Instructions for the task
Look through the lines below and extract each one that contains "none".

Chart and figure data
Start

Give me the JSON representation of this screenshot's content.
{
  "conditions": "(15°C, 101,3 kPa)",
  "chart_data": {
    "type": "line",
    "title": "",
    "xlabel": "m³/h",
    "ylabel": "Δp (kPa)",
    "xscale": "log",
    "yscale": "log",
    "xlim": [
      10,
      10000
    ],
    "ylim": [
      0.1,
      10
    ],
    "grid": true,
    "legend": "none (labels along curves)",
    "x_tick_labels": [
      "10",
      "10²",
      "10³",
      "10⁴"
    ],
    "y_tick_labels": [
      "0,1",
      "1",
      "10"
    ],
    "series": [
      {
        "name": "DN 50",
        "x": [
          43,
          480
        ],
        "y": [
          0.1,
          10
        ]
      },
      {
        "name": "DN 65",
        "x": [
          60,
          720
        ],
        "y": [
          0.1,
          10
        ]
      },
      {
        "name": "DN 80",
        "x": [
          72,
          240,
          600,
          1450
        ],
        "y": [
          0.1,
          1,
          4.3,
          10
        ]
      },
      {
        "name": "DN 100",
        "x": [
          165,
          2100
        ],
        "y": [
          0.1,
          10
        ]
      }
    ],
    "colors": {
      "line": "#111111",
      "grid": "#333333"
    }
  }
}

End
Start

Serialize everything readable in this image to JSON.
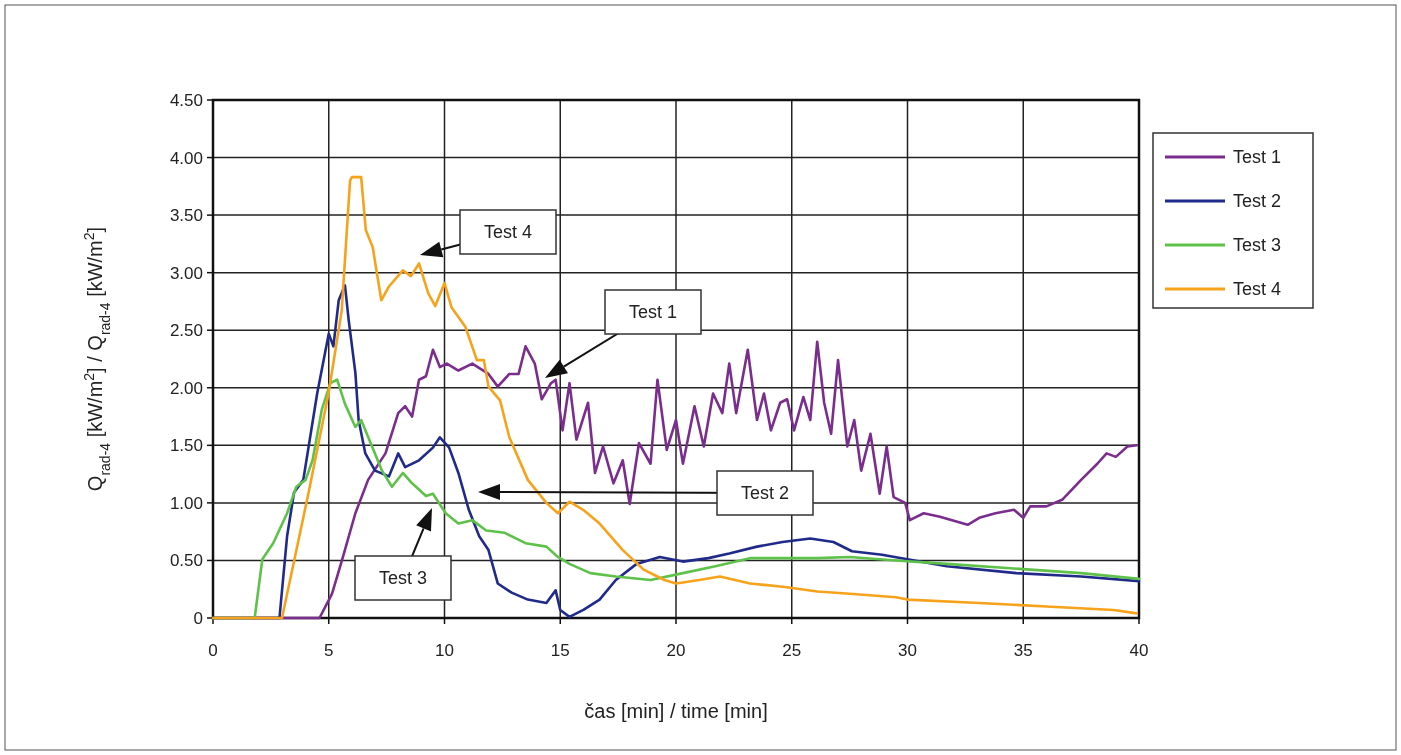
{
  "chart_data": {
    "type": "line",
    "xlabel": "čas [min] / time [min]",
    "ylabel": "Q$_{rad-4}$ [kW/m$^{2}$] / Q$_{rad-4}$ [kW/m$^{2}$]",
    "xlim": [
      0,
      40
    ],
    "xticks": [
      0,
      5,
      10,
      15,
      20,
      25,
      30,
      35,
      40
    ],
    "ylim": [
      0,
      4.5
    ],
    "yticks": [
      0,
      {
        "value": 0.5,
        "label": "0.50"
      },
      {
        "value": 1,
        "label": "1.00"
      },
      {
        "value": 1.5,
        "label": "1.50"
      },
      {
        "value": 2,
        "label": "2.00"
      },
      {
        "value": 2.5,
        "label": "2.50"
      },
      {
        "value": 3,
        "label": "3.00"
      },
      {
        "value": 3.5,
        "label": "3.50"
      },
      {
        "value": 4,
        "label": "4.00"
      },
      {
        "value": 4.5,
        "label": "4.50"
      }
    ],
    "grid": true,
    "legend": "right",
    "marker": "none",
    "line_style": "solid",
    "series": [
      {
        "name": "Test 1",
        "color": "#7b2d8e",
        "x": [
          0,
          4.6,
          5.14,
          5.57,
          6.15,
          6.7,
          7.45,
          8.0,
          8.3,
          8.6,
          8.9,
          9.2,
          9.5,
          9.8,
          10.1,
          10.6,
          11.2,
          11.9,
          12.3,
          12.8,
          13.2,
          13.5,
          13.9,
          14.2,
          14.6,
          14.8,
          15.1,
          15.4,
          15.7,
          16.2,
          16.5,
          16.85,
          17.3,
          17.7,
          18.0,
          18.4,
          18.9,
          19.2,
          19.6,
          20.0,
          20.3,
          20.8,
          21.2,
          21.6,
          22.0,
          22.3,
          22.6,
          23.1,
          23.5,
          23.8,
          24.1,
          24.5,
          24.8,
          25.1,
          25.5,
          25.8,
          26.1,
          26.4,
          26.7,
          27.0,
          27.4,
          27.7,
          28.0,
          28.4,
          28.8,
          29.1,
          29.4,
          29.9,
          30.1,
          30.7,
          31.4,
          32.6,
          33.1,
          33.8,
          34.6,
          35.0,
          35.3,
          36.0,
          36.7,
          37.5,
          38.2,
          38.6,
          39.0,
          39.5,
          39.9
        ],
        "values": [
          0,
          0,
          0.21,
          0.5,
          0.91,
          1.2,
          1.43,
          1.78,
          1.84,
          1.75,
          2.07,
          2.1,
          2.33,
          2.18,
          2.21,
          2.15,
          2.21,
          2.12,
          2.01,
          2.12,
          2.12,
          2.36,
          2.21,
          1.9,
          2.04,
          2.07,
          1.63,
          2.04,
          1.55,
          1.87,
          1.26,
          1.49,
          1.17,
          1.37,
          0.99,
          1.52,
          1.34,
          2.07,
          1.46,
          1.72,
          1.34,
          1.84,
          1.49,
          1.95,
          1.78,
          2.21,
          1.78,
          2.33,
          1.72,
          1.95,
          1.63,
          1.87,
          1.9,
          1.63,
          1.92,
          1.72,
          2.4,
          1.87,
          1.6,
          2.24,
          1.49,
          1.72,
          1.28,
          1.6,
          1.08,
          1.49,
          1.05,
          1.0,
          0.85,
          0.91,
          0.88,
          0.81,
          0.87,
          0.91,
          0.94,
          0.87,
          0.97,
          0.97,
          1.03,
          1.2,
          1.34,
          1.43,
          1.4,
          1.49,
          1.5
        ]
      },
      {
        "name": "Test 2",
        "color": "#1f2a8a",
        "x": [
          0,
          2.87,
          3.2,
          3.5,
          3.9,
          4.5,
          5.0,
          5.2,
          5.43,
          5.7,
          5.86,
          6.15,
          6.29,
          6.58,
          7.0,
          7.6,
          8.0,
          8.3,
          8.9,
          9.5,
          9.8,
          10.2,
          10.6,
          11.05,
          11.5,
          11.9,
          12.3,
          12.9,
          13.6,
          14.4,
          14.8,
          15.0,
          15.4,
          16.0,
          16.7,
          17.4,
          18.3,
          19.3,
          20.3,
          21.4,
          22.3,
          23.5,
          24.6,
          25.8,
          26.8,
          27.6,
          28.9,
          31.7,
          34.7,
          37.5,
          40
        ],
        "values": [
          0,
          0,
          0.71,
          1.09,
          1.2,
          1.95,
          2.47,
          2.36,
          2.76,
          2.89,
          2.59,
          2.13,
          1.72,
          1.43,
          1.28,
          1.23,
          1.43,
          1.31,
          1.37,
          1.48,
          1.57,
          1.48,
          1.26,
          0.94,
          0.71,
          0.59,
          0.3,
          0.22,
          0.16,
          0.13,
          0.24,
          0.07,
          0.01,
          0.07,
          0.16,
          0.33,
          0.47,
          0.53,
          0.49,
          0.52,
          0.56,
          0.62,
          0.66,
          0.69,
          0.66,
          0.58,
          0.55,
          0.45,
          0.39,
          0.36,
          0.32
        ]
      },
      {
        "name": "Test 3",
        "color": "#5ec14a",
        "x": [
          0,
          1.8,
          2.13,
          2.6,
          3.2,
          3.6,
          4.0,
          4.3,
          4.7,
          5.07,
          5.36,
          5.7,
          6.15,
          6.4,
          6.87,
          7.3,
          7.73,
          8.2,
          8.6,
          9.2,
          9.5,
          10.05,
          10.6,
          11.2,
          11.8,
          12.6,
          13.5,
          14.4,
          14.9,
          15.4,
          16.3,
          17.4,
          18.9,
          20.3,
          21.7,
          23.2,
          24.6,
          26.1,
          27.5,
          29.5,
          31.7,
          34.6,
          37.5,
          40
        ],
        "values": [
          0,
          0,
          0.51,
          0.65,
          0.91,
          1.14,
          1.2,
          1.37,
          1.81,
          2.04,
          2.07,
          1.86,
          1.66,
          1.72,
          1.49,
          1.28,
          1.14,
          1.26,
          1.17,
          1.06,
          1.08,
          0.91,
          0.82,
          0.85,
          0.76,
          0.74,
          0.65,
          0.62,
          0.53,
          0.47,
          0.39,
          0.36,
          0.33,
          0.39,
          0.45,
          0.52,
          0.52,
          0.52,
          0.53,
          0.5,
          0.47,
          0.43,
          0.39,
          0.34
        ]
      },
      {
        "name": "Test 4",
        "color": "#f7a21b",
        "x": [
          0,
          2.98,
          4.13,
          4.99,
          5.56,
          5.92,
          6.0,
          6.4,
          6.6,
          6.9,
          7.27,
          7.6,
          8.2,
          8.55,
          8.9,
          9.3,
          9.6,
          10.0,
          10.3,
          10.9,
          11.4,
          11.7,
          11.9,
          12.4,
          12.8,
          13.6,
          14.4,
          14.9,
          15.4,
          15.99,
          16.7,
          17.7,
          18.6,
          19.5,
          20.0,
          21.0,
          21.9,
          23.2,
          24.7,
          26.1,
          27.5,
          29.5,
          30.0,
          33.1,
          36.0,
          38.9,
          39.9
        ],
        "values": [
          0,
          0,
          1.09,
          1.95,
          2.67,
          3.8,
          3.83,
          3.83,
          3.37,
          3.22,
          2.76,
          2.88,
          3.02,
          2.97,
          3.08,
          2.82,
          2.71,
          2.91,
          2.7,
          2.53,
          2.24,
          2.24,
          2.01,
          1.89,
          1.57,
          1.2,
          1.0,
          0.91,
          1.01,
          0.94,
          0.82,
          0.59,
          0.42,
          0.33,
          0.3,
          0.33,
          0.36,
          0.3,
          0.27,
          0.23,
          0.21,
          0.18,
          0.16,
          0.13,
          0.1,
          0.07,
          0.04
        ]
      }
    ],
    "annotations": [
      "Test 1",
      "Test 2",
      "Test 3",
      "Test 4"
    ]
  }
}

End

Solved problem
    "legend": "none (labels along curves)",
    "marker": "none",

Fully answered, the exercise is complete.